● **What needs to be done**:
Go through the listing and pick out each line with the word "content" in it.

Dataset rows about figures
━━━━━━━━━━━━━━━━━━━━━━━━━━━━━━

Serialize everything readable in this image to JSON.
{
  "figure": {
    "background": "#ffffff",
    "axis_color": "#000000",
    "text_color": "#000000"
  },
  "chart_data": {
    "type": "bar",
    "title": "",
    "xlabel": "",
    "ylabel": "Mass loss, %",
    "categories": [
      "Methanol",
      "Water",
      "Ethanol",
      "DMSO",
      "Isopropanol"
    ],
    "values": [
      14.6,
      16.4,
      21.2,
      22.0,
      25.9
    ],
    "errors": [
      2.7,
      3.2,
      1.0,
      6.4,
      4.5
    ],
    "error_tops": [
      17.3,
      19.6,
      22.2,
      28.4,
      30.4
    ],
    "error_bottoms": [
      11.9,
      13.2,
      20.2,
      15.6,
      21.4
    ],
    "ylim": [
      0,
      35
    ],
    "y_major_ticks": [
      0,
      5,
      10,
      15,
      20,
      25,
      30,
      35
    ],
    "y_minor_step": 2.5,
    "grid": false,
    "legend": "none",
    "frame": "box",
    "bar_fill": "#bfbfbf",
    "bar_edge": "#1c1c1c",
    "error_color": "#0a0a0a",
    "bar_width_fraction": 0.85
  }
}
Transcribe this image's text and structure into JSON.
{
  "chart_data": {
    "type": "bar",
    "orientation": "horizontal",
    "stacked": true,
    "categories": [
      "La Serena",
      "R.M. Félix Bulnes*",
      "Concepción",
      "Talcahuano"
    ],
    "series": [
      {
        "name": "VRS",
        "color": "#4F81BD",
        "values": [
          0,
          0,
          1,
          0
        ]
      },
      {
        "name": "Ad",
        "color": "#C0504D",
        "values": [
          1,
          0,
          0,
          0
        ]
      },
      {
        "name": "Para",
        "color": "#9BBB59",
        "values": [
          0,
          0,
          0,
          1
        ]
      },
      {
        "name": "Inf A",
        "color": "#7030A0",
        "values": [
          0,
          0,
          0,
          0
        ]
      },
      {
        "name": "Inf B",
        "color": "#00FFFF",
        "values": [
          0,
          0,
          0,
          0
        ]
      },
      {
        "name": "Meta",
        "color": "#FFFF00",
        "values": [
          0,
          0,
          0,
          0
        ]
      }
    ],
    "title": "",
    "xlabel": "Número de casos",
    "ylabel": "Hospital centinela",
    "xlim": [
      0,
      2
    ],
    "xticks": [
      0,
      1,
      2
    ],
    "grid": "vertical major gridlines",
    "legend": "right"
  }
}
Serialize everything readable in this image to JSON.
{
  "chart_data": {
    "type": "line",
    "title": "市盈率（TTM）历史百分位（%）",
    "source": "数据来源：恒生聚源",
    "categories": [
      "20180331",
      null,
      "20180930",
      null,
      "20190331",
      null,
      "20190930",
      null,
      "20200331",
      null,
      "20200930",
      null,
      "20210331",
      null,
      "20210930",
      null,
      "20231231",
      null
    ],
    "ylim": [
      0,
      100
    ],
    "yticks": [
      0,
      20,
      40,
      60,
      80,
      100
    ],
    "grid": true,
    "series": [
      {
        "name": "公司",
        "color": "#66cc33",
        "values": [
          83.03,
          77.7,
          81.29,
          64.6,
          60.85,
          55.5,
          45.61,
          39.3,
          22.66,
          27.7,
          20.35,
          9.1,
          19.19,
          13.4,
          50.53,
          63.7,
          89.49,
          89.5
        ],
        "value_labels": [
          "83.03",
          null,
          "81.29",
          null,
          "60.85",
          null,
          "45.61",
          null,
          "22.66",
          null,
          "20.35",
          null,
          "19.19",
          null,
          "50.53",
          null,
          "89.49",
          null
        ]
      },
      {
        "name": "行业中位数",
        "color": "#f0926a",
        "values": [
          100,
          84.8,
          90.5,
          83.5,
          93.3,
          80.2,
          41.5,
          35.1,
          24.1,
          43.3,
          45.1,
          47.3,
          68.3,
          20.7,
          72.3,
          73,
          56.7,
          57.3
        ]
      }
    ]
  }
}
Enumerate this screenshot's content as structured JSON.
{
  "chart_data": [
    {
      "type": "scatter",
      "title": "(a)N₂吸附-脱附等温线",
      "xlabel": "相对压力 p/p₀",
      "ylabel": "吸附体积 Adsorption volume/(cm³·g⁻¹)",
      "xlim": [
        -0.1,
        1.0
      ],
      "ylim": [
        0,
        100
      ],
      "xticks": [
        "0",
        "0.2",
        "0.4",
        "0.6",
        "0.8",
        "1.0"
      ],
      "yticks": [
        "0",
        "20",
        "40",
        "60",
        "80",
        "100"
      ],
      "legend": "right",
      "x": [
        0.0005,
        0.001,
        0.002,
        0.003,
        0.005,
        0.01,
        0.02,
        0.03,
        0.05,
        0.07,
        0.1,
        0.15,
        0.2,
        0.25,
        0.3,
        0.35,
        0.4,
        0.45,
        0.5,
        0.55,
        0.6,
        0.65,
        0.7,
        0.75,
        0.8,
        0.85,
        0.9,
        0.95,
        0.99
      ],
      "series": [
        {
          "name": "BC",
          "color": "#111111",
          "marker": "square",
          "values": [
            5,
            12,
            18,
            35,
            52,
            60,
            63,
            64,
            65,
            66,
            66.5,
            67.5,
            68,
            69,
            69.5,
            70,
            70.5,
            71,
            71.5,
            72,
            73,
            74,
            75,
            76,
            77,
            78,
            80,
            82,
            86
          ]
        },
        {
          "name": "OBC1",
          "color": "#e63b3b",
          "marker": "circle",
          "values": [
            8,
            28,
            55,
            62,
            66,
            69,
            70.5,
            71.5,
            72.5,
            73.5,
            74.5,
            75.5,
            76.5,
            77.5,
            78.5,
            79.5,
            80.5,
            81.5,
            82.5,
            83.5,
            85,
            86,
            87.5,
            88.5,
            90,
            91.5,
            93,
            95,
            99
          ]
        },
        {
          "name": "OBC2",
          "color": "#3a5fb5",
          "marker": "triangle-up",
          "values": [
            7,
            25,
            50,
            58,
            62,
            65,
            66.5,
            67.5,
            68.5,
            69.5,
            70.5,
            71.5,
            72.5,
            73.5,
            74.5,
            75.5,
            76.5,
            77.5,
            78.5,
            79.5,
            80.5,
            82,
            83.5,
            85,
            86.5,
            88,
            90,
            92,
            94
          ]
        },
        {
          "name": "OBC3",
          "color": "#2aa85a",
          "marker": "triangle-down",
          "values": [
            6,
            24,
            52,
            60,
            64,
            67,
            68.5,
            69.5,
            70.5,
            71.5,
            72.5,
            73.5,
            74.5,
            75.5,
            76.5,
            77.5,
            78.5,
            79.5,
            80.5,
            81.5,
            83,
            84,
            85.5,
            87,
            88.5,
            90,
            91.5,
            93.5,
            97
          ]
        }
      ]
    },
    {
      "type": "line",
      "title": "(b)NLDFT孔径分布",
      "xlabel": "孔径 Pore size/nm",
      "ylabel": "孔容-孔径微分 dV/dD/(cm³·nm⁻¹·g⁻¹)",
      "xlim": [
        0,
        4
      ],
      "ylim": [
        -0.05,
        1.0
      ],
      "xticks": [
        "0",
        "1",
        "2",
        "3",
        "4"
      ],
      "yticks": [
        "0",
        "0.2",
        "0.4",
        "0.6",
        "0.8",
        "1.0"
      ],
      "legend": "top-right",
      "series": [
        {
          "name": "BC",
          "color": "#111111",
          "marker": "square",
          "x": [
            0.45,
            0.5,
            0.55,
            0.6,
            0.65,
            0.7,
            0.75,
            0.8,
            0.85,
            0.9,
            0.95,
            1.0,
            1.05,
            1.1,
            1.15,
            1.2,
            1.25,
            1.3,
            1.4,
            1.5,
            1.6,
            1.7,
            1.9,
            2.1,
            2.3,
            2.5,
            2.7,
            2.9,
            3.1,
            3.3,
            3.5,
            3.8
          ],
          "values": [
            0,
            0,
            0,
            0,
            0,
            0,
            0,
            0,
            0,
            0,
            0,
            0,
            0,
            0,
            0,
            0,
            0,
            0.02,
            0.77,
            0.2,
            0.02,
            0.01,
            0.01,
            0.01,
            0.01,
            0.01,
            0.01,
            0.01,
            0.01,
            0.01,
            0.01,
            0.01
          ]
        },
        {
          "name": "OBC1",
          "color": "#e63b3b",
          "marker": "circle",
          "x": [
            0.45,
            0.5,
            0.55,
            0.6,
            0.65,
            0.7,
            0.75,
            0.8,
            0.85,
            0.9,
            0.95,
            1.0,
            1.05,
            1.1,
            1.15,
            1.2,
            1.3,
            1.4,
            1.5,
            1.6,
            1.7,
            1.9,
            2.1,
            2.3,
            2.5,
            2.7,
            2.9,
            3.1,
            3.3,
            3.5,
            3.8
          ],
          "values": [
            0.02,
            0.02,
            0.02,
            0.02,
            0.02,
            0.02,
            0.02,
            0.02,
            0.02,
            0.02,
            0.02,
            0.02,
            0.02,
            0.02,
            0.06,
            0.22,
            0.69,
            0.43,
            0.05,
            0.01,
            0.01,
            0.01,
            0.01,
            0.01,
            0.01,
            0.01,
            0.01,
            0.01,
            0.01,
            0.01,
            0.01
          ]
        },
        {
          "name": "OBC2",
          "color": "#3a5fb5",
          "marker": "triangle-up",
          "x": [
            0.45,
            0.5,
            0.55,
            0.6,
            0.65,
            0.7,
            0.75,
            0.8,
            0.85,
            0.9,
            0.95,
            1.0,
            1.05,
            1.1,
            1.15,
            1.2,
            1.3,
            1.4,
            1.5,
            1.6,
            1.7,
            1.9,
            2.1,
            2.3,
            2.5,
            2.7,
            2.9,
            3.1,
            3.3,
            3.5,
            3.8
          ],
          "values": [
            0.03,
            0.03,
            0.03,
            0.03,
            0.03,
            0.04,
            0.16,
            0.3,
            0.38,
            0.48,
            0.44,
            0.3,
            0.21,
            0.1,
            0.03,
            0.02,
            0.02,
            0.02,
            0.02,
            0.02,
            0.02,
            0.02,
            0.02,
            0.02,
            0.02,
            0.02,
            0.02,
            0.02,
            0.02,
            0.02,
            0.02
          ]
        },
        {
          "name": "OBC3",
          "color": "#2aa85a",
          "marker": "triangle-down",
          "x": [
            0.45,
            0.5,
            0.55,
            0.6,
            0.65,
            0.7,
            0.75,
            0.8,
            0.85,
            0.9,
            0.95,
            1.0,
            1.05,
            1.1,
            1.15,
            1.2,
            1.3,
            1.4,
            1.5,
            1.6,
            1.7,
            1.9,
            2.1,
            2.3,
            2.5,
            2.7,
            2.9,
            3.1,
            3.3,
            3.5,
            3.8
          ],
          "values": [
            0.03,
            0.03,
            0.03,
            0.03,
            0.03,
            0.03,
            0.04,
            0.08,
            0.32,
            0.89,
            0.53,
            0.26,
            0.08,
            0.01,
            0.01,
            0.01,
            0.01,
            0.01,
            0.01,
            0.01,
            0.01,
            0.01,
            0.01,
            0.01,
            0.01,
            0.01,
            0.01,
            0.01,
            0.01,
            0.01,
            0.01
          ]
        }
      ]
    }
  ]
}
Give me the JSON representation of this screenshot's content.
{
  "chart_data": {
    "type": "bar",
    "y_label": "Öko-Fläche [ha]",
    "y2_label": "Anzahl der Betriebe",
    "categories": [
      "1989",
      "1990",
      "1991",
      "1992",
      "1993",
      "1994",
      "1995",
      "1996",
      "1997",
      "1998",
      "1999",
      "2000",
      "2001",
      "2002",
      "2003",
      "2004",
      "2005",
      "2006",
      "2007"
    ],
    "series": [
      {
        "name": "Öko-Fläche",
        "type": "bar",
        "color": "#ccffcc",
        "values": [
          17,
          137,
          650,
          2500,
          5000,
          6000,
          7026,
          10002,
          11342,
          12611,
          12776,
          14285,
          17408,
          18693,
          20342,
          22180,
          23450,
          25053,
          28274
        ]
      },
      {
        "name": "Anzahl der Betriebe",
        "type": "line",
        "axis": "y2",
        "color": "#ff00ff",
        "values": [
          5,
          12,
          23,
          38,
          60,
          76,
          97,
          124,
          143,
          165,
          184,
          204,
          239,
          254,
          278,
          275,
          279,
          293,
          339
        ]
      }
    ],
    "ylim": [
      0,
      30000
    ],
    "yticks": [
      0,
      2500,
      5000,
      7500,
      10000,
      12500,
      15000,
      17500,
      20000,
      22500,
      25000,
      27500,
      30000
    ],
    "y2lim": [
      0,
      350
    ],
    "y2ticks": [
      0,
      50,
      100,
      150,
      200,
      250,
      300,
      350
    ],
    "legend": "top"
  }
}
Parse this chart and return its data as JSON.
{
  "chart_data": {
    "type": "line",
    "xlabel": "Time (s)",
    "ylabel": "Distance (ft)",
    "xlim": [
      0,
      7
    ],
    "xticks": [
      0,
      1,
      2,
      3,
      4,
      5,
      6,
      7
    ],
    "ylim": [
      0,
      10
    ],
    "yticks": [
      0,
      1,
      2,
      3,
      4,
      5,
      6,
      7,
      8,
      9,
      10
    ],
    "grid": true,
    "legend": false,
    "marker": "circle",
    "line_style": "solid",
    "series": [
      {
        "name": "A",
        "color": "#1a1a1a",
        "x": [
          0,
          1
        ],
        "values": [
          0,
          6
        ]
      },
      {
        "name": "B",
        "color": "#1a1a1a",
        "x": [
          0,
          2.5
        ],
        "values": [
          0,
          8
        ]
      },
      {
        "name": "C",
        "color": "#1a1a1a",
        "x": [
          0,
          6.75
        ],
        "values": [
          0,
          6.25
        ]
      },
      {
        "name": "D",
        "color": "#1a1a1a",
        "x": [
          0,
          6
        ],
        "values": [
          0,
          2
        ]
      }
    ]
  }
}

━━━━━━━━━━━━━━━━━━━━━━━━━━━━━━

● **Result of the task**:
Enumerate this screenshot's content as structured JSON.
Give me the JSON representation of this screenshot's content.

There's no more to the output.